◆ GIVEN EXERCISE
Return all lines with the word "replenishment" in them.

◆ SOURCE RECORDS

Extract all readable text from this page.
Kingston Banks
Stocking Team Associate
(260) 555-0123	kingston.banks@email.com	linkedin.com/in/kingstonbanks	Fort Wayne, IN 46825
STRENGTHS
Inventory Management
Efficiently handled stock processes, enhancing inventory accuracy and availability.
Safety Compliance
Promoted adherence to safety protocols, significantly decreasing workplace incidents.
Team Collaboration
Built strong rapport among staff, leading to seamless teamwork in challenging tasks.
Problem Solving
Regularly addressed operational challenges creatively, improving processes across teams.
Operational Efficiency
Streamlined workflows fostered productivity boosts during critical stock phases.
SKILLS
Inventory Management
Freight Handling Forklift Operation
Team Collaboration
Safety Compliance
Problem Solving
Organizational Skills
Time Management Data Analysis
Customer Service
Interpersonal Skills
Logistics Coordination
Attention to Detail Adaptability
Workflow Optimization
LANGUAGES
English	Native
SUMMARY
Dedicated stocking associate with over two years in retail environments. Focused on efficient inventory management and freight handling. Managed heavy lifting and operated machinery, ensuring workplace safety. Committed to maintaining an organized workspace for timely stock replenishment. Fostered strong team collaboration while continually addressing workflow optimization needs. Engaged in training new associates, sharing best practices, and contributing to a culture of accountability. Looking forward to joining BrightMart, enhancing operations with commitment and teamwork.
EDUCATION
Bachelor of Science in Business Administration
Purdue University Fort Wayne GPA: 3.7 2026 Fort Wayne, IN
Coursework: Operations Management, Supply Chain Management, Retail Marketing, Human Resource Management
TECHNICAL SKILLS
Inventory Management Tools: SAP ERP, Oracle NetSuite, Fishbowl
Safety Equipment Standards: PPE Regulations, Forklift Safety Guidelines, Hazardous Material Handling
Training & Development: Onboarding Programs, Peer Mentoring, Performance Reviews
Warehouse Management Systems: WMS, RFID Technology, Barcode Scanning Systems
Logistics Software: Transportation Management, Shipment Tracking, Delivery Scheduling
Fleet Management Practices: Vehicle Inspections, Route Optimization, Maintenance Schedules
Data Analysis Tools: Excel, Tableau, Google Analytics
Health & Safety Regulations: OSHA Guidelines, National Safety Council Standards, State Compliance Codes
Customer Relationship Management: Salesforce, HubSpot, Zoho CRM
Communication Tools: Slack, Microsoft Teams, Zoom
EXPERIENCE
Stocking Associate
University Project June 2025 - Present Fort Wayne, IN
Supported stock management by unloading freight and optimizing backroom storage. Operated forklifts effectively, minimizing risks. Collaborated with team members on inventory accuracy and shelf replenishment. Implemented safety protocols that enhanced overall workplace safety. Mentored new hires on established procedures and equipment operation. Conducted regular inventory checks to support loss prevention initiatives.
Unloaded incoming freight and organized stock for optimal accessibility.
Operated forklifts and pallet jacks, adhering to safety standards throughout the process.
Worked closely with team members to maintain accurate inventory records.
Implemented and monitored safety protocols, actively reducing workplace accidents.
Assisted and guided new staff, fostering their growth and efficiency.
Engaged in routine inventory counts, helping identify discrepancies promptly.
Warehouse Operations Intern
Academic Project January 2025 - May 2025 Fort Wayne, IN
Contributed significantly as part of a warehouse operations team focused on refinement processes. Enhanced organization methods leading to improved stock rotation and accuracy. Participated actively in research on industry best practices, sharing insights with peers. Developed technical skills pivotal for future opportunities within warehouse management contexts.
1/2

◆ ANSWER BELOW
Dedicated stocking associate with over two years in retail environments. Focused on efficient inventory management and freight handling. Managed heavy lifting and operated machinery, ensuring workplace safety. Committed to maintaining an organized workspace for timely stock replenishment. Fostered strong team collaboration while continually addressing workflow optimization needs. Engaged in training new associates, sharing best practices, and contributing to a culture of accountability. Looking forward to joining BrightMart, enhancing operations with commitment and teamwork.
Supported stock management by unloading freight and optimizing backroom storage. Operated forklifts effectively, minimizing risks. Collaborated with team members on inventory accuracy and shelf replenishment. Implemented safety protocols that enhanced overall workplace safety. Mentored new hires on established procedures and equipment operation. Conducted regular inventory checks to support loss prevention initiatives.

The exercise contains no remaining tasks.